§ **TO DO**: Every line of the following records that includes "stages" should be copied.

-- Opening Marker --

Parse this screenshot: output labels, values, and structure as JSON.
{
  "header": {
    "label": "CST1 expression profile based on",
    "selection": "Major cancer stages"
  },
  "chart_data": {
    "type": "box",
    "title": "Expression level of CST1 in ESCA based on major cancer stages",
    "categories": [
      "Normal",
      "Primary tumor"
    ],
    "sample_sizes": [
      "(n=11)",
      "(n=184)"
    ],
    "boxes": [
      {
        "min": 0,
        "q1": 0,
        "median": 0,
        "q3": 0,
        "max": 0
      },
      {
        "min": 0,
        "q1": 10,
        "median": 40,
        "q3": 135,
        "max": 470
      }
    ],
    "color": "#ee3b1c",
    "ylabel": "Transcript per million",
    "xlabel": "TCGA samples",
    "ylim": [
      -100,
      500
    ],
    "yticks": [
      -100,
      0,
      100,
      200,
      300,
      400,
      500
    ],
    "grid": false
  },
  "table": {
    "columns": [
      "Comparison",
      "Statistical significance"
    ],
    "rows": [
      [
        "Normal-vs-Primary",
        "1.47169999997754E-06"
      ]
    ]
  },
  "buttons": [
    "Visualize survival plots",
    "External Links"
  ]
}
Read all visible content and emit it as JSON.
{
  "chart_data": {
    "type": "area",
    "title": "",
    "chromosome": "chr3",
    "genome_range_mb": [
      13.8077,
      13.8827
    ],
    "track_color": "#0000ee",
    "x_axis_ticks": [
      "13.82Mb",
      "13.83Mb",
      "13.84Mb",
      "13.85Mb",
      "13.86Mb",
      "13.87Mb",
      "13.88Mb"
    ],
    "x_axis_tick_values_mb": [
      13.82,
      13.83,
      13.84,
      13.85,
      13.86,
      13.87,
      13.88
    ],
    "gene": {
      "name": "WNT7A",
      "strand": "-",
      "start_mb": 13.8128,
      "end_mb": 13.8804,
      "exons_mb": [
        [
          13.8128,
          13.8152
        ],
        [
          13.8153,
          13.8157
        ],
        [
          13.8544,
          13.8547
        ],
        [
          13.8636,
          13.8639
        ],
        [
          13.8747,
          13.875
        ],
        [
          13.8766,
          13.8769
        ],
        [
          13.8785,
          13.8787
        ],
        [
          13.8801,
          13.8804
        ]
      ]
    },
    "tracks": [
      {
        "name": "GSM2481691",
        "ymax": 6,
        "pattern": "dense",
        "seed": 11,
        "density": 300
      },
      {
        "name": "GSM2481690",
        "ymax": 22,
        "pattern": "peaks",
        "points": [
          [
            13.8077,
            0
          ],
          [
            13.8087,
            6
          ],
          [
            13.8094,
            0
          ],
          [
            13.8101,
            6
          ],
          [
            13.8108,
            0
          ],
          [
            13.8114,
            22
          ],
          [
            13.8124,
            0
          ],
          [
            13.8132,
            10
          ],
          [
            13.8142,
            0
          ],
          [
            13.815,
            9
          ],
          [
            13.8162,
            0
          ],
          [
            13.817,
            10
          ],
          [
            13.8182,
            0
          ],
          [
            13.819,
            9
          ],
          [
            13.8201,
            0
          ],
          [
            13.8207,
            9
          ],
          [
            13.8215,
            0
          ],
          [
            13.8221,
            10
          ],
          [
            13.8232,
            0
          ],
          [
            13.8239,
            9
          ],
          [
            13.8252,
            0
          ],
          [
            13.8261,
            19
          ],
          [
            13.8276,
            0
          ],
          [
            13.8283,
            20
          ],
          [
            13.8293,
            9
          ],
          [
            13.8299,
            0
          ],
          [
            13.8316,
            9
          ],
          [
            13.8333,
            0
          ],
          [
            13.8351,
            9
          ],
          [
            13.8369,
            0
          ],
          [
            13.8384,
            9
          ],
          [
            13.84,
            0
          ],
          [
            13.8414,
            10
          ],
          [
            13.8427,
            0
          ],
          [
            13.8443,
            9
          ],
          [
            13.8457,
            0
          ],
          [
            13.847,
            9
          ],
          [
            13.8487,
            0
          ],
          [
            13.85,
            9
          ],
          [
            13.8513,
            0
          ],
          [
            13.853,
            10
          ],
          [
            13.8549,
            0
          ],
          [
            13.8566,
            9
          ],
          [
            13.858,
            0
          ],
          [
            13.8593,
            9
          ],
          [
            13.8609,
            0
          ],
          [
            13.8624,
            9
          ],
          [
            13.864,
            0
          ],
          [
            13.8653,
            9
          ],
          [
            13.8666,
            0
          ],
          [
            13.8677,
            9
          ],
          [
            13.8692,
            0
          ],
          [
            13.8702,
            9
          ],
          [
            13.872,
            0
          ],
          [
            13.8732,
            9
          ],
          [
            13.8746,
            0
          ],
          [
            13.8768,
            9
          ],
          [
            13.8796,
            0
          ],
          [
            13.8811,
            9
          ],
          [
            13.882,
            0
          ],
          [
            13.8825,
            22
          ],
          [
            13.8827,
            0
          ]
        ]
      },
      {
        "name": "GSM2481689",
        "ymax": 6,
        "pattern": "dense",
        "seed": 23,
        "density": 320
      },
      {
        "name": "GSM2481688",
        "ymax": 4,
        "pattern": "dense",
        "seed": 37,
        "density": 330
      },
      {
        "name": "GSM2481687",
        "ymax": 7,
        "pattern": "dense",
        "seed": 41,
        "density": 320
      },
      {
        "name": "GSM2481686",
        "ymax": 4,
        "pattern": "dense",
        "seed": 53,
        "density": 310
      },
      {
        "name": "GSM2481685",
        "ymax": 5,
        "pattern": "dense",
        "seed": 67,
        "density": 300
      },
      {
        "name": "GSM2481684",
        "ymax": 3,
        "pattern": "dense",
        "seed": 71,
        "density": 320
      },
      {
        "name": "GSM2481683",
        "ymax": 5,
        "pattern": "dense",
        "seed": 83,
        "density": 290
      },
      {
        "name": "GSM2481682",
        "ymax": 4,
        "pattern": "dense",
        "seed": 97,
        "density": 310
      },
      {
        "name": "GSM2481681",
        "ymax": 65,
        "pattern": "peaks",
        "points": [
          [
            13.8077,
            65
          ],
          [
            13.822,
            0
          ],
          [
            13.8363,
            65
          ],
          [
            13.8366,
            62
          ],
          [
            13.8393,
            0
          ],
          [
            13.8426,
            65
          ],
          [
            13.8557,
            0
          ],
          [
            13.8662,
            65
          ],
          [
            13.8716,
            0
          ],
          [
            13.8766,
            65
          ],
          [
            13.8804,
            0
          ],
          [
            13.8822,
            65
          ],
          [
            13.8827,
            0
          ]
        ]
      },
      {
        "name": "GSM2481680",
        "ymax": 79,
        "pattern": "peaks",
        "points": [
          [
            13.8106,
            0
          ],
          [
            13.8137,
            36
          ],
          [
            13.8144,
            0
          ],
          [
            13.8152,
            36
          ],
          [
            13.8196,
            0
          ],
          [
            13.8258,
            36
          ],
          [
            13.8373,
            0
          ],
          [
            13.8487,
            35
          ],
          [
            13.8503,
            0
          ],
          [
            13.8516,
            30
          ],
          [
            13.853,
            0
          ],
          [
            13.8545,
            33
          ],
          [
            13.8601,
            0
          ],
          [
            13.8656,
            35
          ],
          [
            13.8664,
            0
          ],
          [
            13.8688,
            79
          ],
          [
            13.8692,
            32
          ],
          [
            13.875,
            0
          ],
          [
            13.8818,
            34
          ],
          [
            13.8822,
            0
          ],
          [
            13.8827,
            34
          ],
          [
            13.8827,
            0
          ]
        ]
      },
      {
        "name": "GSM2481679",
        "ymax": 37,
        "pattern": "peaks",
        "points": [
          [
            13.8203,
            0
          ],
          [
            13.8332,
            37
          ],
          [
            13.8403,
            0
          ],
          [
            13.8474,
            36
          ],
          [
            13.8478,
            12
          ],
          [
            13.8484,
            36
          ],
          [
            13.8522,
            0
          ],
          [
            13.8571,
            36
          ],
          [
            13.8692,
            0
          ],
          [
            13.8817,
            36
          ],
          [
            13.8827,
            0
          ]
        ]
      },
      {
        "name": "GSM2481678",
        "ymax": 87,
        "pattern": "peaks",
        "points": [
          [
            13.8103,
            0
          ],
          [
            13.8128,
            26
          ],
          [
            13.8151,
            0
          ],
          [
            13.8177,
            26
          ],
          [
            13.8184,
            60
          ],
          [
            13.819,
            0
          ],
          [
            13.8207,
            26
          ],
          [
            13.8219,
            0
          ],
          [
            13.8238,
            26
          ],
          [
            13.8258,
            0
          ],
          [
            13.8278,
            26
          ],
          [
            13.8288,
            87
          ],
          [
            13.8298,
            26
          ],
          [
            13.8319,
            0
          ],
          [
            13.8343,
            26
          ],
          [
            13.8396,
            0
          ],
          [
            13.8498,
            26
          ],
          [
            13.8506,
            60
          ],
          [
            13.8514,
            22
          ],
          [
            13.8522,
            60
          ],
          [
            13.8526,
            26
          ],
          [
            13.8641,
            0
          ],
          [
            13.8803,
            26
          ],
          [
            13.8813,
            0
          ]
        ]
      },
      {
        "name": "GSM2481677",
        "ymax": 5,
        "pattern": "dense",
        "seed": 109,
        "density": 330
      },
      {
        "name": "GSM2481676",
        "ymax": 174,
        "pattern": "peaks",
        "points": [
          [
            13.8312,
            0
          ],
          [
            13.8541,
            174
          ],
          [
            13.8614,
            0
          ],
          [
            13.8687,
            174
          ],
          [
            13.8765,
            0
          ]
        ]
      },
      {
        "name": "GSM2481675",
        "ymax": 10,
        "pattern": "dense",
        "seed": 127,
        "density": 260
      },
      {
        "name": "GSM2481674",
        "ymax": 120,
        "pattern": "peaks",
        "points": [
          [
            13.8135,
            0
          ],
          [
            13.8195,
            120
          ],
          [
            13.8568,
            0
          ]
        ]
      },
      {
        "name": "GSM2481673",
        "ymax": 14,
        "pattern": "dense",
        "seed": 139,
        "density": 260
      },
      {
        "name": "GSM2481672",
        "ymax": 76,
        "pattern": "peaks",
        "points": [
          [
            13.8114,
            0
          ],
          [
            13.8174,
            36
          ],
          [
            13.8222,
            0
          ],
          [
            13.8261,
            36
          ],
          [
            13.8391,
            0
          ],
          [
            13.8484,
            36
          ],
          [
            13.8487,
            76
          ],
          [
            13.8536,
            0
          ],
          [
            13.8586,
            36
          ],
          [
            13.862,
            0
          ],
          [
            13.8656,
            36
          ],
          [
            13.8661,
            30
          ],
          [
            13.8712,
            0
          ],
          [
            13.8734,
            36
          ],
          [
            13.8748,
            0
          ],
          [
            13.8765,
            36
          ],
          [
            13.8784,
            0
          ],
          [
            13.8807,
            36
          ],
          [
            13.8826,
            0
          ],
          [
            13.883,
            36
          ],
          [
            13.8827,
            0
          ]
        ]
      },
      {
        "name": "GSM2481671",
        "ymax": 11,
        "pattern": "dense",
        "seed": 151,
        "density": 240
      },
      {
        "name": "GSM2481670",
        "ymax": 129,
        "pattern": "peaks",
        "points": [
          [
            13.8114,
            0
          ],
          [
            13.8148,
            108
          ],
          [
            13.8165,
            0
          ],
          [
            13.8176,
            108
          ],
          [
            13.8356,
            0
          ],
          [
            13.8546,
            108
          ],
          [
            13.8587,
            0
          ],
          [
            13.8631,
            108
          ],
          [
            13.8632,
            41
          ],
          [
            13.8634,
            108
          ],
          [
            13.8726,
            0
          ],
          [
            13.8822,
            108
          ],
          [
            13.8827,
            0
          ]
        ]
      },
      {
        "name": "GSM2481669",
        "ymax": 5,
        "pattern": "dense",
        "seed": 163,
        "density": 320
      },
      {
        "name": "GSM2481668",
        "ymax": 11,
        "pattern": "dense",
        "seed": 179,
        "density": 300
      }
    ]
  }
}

-- Closing Marker --

§ **TASK RESPONSE**:
    "selection": "Major cancer stages"
    "title": "Expression level of CST1 in ESCA based on major cancer stages",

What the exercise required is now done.